■ Exercise requirements
Check every line of the entries that follow, and copy the ones containing "this".

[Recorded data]
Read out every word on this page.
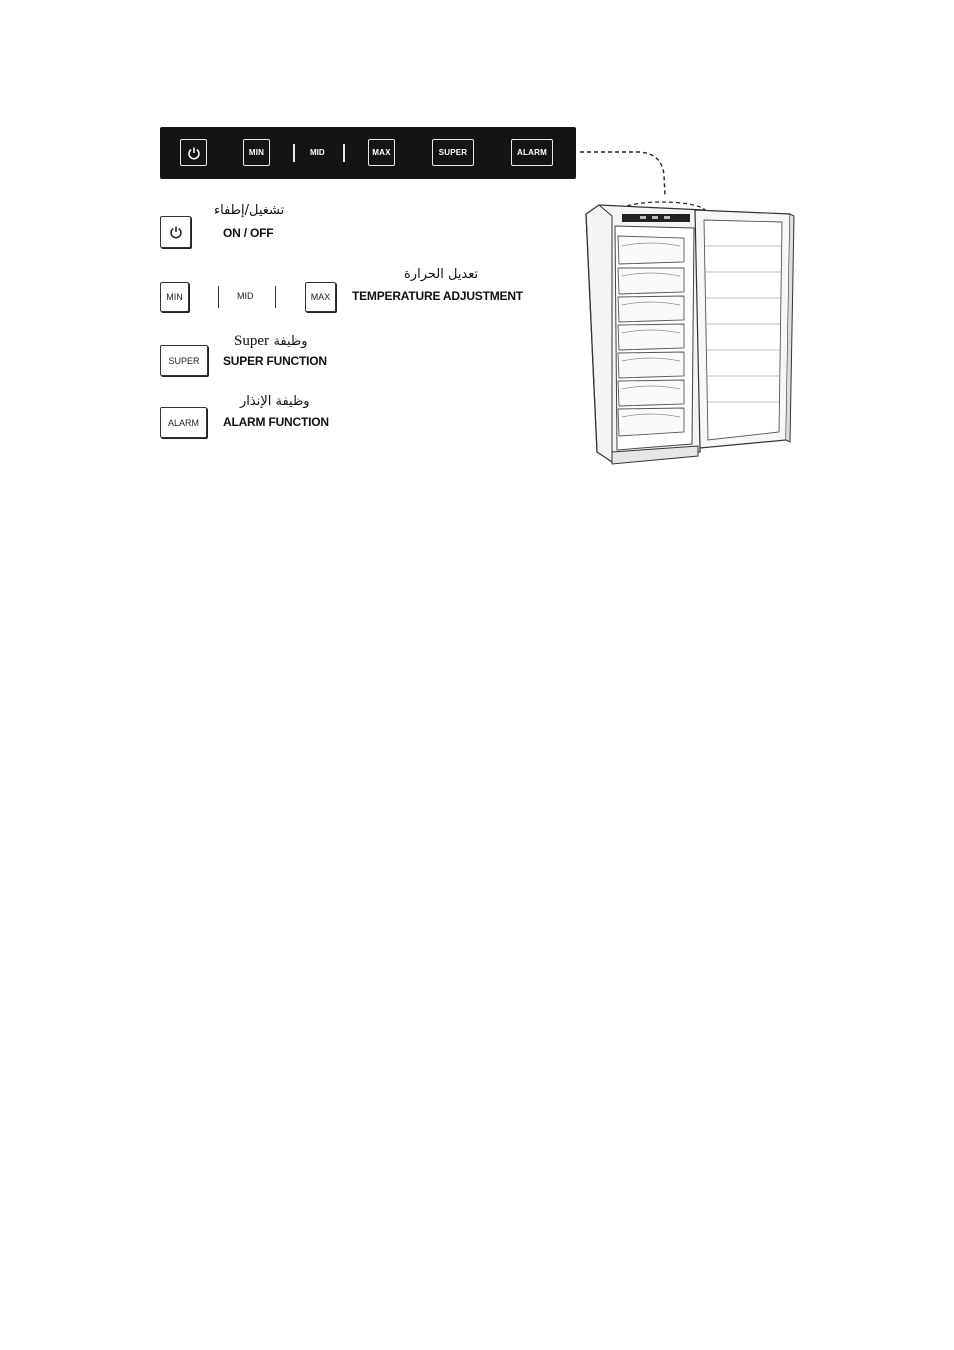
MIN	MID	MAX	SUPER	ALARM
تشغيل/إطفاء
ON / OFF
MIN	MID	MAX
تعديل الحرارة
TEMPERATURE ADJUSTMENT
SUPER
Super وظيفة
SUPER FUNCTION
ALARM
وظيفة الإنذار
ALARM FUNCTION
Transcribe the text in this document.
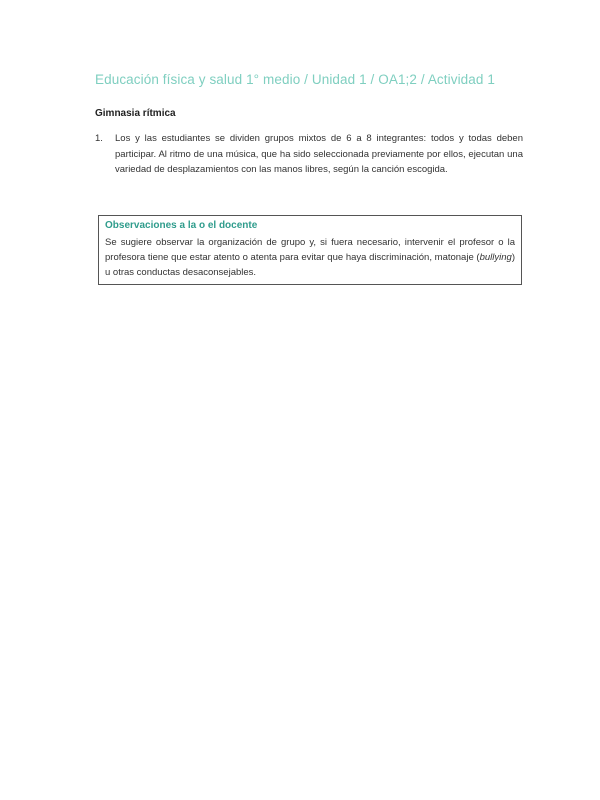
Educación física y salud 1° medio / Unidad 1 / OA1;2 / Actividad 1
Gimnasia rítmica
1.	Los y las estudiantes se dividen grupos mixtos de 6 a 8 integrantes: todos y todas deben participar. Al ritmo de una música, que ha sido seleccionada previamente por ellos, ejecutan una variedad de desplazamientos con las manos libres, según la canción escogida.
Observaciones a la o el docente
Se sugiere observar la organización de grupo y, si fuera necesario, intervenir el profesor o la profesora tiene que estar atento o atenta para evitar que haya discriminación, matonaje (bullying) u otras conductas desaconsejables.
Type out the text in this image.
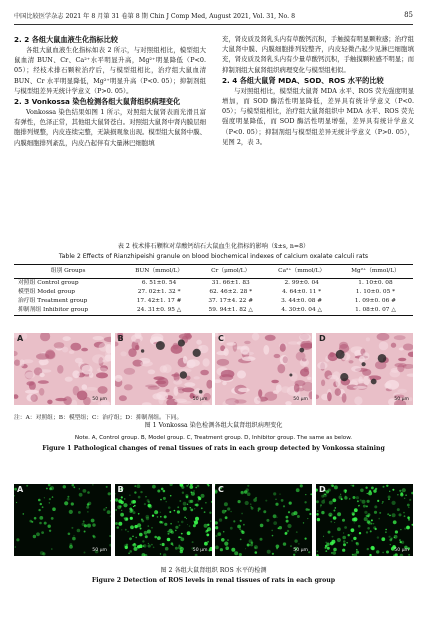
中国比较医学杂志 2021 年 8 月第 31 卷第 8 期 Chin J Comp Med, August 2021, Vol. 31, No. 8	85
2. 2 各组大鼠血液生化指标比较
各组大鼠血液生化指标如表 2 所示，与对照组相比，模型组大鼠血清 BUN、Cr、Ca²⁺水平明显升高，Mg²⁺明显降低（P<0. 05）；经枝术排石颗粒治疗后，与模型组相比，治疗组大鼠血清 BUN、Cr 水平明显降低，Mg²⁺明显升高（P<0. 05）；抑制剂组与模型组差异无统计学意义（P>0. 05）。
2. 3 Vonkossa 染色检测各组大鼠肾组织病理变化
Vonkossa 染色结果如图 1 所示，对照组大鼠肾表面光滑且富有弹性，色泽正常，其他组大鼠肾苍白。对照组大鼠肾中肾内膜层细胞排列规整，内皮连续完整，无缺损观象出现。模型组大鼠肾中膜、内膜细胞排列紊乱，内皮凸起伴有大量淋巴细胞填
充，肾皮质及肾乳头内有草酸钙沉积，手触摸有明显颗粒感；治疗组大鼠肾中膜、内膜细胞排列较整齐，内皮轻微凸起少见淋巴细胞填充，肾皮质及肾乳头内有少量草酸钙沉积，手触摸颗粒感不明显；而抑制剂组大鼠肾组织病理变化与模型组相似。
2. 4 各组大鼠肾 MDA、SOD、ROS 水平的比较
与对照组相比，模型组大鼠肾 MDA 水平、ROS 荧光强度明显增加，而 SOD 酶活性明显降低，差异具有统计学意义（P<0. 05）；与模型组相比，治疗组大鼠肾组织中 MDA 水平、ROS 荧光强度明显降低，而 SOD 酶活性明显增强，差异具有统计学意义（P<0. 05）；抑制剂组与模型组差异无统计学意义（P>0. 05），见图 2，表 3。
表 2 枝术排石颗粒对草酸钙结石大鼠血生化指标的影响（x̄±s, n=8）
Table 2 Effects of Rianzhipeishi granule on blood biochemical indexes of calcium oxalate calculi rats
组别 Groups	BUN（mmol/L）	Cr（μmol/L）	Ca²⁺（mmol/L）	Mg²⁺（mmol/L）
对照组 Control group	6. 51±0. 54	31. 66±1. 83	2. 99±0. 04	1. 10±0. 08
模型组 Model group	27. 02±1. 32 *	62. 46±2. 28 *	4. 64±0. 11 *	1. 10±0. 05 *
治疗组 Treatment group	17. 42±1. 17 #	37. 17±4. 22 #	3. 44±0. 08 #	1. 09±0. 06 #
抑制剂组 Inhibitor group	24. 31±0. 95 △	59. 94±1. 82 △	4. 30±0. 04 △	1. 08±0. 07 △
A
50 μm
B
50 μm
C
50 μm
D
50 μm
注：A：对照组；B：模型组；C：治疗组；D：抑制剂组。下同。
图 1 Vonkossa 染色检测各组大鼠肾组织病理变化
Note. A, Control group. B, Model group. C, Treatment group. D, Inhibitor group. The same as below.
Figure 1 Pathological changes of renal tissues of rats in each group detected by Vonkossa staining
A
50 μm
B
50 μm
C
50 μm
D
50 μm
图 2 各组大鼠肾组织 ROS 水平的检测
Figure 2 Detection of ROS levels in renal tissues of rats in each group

■ Expected answer
Read out every word on this page.
Transcribe the text in this document.
Type out the text in this image.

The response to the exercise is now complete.